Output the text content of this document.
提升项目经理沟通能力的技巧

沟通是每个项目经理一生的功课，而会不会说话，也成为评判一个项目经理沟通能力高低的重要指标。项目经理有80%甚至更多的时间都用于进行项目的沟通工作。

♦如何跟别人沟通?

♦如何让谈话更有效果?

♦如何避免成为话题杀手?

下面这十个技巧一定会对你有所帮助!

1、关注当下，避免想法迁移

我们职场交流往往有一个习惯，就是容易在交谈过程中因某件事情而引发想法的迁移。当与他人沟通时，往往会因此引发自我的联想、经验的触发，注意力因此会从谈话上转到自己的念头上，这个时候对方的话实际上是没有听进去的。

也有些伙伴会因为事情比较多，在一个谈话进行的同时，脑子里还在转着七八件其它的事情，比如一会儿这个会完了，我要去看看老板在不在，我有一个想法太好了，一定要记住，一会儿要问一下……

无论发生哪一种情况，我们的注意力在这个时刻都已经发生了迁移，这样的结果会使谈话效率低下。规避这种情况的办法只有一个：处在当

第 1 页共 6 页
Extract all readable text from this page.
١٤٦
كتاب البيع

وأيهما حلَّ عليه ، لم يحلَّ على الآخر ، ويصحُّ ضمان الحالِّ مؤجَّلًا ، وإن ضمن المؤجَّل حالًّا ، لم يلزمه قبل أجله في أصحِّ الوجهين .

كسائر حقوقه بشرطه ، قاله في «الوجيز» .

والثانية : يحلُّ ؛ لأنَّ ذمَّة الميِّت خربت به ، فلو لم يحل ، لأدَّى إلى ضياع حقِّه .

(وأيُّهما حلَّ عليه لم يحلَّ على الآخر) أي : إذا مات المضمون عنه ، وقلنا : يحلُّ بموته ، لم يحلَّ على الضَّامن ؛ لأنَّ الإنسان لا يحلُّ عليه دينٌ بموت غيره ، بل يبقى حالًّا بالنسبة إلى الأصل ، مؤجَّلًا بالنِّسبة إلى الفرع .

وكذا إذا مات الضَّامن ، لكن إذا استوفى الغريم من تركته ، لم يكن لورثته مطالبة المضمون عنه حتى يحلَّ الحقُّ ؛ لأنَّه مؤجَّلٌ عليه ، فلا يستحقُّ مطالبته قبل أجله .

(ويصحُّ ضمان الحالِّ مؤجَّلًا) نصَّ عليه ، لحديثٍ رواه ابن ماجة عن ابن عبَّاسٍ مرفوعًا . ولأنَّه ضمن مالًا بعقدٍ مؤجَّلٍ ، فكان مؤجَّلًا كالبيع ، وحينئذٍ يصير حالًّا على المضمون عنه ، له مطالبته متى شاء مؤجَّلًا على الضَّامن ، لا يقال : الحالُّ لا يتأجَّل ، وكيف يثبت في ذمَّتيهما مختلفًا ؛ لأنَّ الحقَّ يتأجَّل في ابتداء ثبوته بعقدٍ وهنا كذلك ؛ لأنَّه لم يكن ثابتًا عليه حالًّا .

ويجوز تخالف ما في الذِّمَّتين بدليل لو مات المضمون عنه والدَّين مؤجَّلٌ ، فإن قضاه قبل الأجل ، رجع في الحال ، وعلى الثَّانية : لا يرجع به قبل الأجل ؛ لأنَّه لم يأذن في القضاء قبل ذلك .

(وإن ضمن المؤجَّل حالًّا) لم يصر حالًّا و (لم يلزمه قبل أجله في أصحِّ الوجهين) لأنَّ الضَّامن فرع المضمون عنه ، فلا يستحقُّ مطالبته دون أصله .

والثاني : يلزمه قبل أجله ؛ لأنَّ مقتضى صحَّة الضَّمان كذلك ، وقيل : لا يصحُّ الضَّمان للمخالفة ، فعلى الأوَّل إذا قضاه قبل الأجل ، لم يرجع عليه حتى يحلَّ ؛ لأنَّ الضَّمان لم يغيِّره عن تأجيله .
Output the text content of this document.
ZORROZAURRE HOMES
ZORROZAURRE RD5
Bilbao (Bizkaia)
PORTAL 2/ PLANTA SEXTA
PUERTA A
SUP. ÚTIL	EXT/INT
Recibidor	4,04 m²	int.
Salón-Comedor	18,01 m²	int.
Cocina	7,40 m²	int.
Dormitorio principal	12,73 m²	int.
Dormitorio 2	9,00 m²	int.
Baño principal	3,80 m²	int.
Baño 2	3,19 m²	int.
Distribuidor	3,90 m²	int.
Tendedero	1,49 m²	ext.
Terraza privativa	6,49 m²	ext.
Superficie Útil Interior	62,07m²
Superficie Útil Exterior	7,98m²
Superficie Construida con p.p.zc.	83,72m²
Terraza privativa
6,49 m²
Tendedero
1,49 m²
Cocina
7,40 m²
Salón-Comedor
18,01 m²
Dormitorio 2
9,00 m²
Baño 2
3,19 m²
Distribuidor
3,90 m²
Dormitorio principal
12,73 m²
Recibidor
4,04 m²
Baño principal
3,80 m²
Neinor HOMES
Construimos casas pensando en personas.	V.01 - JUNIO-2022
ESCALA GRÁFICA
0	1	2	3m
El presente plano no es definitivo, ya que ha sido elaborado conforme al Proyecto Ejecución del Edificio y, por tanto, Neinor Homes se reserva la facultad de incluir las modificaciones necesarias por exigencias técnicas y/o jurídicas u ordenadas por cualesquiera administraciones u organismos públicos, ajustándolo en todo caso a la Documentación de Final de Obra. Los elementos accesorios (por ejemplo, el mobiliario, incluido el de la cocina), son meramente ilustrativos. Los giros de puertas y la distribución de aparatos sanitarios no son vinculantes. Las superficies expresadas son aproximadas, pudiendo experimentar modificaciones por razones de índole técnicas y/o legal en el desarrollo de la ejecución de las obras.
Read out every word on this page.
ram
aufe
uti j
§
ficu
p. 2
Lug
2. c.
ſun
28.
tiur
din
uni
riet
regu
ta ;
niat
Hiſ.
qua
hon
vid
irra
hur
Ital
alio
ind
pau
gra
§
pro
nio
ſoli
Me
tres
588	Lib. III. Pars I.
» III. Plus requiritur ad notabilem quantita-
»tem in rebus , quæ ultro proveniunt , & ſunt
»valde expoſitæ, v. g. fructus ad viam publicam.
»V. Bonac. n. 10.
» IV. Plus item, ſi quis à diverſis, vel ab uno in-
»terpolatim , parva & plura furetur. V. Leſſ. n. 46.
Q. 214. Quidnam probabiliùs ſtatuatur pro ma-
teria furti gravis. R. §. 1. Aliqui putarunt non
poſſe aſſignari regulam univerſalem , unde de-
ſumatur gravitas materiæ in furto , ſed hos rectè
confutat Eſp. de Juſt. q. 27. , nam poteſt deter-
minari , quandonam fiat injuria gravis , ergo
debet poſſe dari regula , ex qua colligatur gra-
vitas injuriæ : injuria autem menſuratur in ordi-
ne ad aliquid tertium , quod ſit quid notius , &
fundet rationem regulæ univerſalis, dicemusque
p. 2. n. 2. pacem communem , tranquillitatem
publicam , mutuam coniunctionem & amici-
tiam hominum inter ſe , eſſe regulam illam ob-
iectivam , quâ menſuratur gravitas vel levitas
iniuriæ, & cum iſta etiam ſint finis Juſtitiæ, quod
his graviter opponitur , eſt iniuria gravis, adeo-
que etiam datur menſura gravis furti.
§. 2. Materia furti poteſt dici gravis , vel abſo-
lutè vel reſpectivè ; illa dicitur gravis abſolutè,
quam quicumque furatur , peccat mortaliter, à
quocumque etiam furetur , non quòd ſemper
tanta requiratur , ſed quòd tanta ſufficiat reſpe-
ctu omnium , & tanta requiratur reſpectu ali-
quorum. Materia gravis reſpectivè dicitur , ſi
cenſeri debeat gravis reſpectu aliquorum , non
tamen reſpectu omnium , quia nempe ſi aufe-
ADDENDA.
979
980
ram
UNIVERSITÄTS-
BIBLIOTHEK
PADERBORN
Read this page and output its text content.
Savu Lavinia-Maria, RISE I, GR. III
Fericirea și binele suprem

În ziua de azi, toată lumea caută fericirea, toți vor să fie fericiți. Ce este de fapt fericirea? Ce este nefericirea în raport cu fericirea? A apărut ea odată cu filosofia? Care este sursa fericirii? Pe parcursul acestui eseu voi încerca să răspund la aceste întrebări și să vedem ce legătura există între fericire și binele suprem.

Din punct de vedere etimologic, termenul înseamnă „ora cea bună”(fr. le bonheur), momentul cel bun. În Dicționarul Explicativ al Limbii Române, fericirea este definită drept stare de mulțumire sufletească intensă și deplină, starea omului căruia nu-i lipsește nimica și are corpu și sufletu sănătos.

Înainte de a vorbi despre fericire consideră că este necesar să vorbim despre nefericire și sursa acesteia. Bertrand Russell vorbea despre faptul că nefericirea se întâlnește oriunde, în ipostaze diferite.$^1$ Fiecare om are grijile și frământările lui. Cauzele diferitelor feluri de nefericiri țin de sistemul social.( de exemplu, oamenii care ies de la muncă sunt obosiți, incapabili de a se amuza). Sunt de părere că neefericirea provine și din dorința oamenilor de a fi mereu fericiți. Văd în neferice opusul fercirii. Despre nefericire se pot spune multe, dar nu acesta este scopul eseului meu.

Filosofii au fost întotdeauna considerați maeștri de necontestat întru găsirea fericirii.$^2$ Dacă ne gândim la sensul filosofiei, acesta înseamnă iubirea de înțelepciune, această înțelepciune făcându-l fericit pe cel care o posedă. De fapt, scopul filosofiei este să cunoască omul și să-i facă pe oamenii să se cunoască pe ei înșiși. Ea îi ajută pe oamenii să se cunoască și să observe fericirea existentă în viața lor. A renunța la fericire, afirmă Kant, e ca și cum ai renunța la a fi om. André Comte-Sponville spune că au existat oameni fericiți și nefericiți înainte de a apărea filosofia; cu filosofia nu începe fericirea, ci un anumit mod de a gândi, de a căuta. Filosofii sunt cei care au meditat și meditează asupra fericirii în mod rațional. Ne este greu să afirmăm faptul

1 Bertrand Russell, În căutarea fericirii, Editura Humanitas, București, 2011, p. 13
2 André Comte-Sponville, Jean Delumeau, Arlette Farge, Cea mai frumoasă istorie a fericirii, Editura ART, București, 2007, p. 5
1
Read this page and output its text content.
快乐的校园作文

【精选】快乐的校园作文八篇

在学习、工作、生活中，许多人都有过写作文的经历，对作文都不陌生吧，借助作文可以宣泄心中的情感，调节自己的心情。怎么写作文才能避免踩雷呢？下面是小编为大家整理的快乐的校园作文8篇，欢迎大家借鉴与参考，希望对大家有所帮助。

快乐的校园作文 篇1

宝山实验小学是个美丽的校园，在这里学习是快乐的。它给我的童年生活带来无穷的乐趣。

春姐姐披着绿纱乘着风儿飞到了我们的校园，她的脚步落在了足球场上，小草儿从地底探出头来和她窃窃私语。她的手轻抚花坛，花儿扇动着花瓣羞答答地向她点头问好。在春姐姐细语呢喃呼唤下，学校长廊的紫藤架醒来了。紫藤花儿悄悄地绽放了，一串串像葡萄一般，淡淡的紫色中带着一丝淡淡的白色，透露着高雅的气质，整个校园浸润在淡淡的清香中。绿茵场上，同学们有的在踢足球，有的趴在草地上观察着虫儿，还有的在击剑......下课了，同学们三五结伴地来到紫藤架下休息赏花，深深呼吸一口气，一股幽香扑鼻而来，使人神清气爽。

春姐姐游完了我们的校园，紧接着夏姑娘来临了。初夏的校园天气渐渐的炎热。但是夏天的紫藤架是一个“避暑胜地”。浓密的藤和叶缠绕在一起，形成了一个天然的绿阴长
------------------------------------
> [Your objective] For each line of the entries that includes "الأجل", show that line.

> [Reply]
ويجوز تخالف ما في الذِّمَّتين بدليل لو مات المضمون عنه والدَّين مؤجَّلٌ ، فإن قضاه قبل الأجل ، رجع في الحال ، وعلى الثَّانية : لا يرجع به قبل الأجل ؛ لأنَّه لم يأذن في القضاء قبل ذلك .
والثاني : يلزمه قبل أجله ؛ لأنَّ مقتضى صحَّة الضَّمان كذلك ، وقيل : لا يصحُّ الضَّمان للمخالفة ، فعلى الأوَّل إذا قضاه قبل الأجل ، لم يرجع عليه حتى يحلَّ ؛ لأنَّ الضَّمان لم يغيِّره عن تأجيله .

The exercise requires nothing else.